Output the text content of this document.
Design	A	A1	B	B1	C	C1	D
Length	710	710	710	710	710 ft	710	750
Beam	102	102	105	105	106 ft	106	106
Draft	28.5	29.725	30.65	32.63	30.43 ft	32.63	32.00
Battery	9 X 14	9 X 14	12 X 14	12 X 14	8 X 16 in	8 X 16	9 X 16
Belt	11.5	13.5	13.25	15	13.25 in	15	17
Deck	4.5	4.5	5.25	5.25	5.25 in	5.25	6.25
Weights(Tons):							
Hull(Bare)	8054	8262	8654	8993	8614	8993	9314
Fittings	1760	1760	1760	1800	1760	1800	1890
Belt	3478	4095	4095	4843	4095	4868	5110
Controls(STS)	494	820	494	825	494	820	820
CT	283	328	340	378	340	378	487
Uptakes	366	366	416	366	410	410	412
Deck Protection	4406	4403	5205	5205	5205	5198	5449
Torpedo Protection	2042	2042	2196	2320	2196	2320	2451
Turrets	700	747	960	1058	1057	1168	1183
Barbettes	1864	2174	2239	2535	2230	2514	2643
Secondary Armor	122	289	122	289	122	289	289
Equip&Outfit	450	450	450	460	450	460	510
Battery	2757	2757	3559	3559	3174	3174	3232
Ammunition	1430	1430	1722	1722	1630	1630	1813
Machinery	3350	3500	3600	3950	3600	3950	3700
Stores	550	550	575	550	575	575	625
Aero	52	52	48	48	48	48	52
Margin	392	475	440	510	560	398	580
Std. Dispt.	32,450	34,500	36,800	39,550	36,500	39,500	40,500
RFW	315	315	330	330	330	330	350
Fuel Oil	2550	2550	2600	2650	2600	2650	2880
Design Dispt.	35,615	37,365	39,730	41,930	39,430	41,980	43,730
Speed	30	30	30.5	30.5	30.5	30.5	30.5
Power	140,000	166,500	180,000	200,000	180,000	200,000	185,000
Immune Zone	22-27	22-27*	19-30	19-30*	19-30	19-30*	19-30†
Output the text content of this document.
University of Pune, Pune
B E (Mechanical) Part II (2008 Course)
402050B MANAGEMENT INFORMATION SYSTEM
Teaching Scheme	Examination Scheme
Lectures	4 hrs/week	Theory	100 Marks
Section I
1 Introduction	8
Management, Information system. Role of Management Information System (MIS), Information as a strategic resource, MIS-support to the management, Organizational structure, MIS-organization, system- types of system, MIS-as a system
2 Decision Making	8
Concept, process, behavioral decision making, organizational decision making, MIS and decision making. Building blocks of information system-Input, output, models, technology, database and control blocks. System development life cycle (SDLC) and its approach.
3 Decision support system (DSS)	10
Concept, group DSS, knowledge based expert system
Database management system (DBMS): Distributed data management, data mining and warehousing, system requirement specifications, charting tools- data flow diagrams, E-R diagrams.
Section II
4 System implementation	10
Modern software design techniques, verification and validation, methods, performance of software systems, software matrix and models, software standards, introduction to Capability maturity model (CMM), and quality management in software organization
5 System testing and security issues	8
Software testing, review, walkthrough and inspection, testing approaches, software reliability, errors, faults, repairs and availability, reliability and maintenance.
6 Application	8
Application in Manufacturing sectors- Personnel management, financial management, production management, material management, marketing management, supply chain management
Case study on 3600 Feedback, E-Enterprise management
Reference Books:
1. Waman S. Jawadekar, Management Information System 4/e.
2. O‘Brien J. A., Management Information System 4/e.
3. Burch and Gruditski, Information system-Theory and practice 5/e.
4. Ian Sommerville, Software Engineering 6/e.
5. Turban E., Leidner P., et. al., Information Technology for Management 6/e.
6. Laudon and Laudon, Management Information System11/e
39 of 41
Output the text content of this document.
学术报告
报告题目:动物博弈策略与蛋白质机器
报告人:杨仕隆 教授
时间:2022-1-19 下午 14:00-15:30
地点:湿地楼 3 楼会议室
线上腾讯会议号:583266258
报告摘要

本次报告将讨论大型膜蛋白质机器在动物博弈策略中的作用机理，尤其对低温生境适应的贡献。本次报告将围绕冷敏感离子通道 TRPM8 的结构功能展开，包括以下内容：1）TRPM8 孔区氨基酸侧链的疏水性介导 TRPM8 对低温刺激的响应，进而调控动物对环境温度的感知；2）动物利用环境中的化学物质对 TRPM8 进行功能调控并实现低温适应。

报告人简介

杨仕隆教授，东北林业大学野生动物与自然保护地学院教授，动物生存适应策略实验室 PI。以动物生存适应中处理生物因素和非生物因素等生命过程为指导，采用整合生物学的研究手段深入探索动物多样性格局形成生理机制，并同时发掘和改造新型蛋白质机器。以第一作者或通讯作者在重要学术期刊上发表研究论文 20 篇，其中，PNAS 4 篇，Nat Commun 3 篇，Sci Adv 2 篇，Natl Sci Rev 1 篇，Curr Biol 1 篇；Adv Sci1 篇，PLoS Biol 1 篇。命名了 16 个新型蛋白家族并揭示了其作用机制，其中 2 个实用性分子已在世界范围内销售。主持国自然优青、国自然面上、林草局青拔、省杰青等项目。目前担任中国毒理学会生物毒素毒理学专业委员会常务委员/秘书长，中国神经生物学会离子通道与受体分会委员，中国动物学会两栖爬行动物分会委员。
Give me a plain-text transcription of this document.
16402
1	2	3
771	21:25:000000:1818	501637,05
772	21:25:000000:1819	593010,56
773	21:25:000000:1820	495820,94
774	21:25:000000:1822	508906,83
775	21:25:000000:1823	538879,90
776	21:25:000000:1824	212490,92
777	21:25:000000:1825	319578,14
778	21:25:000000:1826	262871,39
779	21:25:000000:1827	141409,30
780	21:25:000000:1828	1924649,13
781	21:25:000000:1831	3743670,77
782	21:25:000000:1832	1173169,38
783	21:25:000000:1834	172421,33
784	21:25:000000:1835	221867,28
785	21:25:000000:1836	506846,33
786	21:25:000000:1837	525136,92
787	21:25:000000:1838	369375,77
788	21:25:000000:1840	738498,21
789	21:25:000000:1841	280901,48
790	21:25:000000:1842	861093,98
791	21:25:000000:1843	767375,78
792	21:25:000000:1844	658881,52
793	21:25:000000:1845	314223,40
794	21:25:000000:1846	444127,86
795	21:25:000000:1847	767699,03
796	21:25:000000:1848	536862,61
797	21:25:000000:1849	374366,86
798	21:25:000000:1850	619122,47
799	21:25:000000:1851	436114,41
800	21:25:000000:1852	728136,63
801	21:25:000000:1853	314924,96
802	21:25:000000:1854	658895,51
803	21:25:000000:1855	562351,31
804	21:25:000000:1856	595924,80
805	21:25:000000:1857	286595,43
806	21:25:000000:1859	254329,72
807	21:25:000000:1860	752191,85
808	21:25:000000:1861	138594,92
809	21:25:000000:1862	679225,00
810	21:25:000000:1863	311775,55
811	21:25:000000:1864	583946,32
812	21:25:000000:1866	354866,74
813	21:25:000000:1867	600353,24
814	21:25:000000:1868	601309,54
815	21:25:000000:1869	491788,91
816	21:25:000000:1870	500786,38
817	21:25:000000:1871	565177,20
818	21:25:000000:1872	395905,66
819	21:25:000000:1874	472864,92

#### [WHAT NEEDS TO BE DONE]
Using the listing above, reproduce each line without omission.

#### [EXERCISE SOLUTION]
Output the text content of this document.
Design	A	A1	B	B1	C	C1	D
Length	710	710	710	710	710 ft	710	750
Beam	102	102	105	105	106 ft	106	106
Draft	28.5	29.725	30.65	32.63	30.43 ft	32.63	32.00
Battery	9 X 14	9 X 14	12 X 14	12 X 14	8 X 16 in	8 X 16	9 X 16
Belt	11.5	13.5	13.25	15	13.25 in	15	17
Deck	4.5	4.5	5.25	5.25	5.25 in	5.25	6.25
Weights(Tons):							
Hull(Bare)	8054	8262	8654	8993	8614	8993	9314
Fittings	1760	1760	1760	1800	1760	1800	1890
Belt	3478	4095	4095	4843	4095	4868	5110
Controls(STS)	494	820	494	825	494	820	820
CT	283	328	340	378	340	378	487
Uptakes	366	366	416	366	410	410	412
Deck Protection	4406	4403	5205	5205	5205	5198	5449
Torpedo Protection	2042	2042	2196	2320	2196	2320	2451
Turrets	700	747	960	1058	1057	1168	1183
Barbettes	1864	2174	2239	2535	2230	2514	2643
Secondary Armor	122	289	122	289	122	289	289
Equip&Outfit	450	450	450	460	450	460	510
Battery	2757	2757	3559	3559	3174	3174	3232
Ammunition	1430	1430	1722	1722	1630	1630	1813
Machinery	3350	3500	3600	3950	3600	3950	3700
Stores	550	550	575	550	575	575	625
Aero	52	52	48	48	48	48	52
Margin	392	475	440	510	560	398	580
Std. Dispt.	32,450	34,500	36,800	39,550	36,500	39,500	40,500
RFW	315	315	330	330	330	330	350
Fuel Oil	2550	2550	2600	2650	2600	2650	2880
Design Dispt.	35,615	37,365	39,730	41,930	39,430	41,980	43,730
Speed	30	30	30.5	30.5	30.5	30.5	30.5
Power	140,000	166,500	180,000	200,000	180,000	200,000	185,000
Immune Zone	22-27	22-27*	19-30	19-30*	19-30	19-30*	19-30†
Output the text content of this document.
University of Pune, Pune
B E (Mechanical) Part II (2008 Course)
402050B MANAGEMENT INFORMATION SYSTEM
Teaching Scheme	Examination Scheme
Lectures	4 hrs/week	Theory	100 Marks
Section I
1 Introduction	8
Management, Information system. Role of Management Information System (MIS), Information as a strategic resource, MIS-support to the management, Organizational structure, MIS-organization, system- types of system, MIS-as a system
2 Decision Making	8
Concept, process, behavioral decision making, organizational decision making, MIS and decision making. Building blocks of information system-Input, output, models, technology, database and control blocks. System development life cycle (SDLC) and its approach.
3 Decision support system (DSS)	10
Concept, group DSS, knowledge based expert system
Database management system (DBMS): Distributed data management, data mining and warehousing, system requirement specifications, charting tools- data flow diagrams, E-R diagrams.
Section II
4 System implementation	10
Modern software design techniques, verification and validation, methods, performance of software systems, software matrix and models, software standards, introduction to Capability maturity model (CMM), and quality management in software organization
5 System testing and security issues	8
Software testing, review, walkthrough and inspection, testing approaches, software reliability, errors, faults, repairs and availability, reliability and maintenance.
6 Application	8
Application in Manufacturing sectors- Personnel management, financial management, production management, material management, marketing management, supply chain management
Case study on 3600 Feedback, E-Enterprise management
Reference Books:
1. Waman S. Jawadekar, Management Information System 4/e.
2. O‘Brien J. A., Management Information System 4/e.
3. Burch and Gruditski, Information system-Theory and practice 5/e.
4. Ian Sommerville, Software Engineering 6/e.
5. Turban E., Leidner P., et. al., Information Technology for Management 6/e.
6. Laudon and Laudon, Management Information System11/e
39 of 41
Output the text content of this document.
学术报告
报告题目:动物博弈策略与蛋白质机器
报告人:杨仕隆 教授
时间:2022-1-19 下午 14:00-15:30
地点:湿地楼 3 楼会议室
线上腾讯会议号:583266258
报告摘要

本次报告将讨论大型膜蛋白质机器在动物博弈策略中的作用机理，尤其对低温生境适应的贡献。本次报告将围绕冷敏感离子通道 TRPM8 的结构功能展开，包括以下内容：1）TRPM8 孔区氨基酸侧链的疏水性介导 TRPM8 对低温刺激的响应，进而调控动物对环境温度的感知；2）动物利用环境中的化学物质对 TRPM8 进行功能调控并实现低温适应。

报告人简介

杨仕隆教授，东北林业大学野生动物与自然保护地学院教授，动物生存适应策略实验室 PI。以动物生存适应中处理生物因素和非生物因素等生命过程为指导，采用整合生物学的研究手段深入探索动物多样性格局形成生理机制，并同时发掘和改造新型蛋白质机器。以第一作者或通讯作者在重要学术期刊上发表研究论文 20 篇，其中，PNAS 4 篇，Nat Commun 3 篇，Sci Adv 2 篇，Natl Sci Rev 1 篇，Curr Biol 1 篇；Adv Sci1 篇，PLoS Biol 1 篇。命名了 16 个新型蛋白家族并揭示了其作用机制，其中 2 个实用性分子已在世界范围内销售。主持国自然优青、国自然面上、林草局青拔、省杰青等项目。目前担任中国毒理学会生物毒素毒理学专业委员会常务委员/秘书长，中国神经生物学会离子通道与受体分会委员，中国动物学会两栖爬行动物分会委员。
Give me a plain-text transcription of this document.
16402
1	2	3
771	21:25:000000:1818	501637,05
772	21:25:000000:1819	593010,56
773	21:25:000000:1820	495820,94
774	21:25:000000:1822	508906,83
775	21:25:000000:1823	538879,90
776	21:25:000000:1824	212490,92
777	21:25:000000:1825	319578,14
778	21:25:000000:1826	262871,39
779	21:25:000000:1827	141409,30
780	21:25:000000:1828	1924649,13
781	21:25:000000:1831	3743670,77
782	21:25:000000:1832	1173169,38
783	21:25:000000:1834	172421,33
784	21:25:000000:1835	221867,28
785	21:25:000000:1836	506846,33
786	21:25:000000:1837	525136,92
787	21:25:000000:1838	369375,77
788	21:25:000000:1840	738498,21
789	21:25:000000:1841	280901,48
790	21:25:000000:1842	861093,98
791	21:25:000000:1843	767375,78
792	21:25:000000:1844	658881,52
793	21:25:000000:1845	314223,40
794	21:25:000000:1846	444127,86
795	21:25:000000:1847	767699,03
796	21:25:000000:1848	536862,61
797	21:25:000000:1849	374366,86
798	21:25:000000:1850	619122,47
799	21:25:000000:1851	436114,41
800	21:25:000000:1852	728136,63
801	21:25:000000:1853	314924,96
802	21:25:000000:1854	658895,51
803	21:25:000000:1855	562351,31
804	21:25:000000:1856	595924,80
805	21:25:000000:1857	286595,43
806	21:25:000000:1859	254329,72
807	21:25:000000:1860	752191,85
808	21:25:000000:1861	138594,92
809	21:25:000000:1862	679225,00
810	21:25:000000:1863	311775,55
811	21:25:000000:1864	583946,32
812	21:25:000000:1866	354866,74
813	21:25:000000:1867	600353,24
814	21:25:000000:1868	601309,54
815	21:25:000000:1869	491788,91
816	21:25:000000:1870	500786,38
817	21:25:000000:1871	565177,20
818	21:25:000000:1872	395905,66
819	21:25:000000:1874	472864,92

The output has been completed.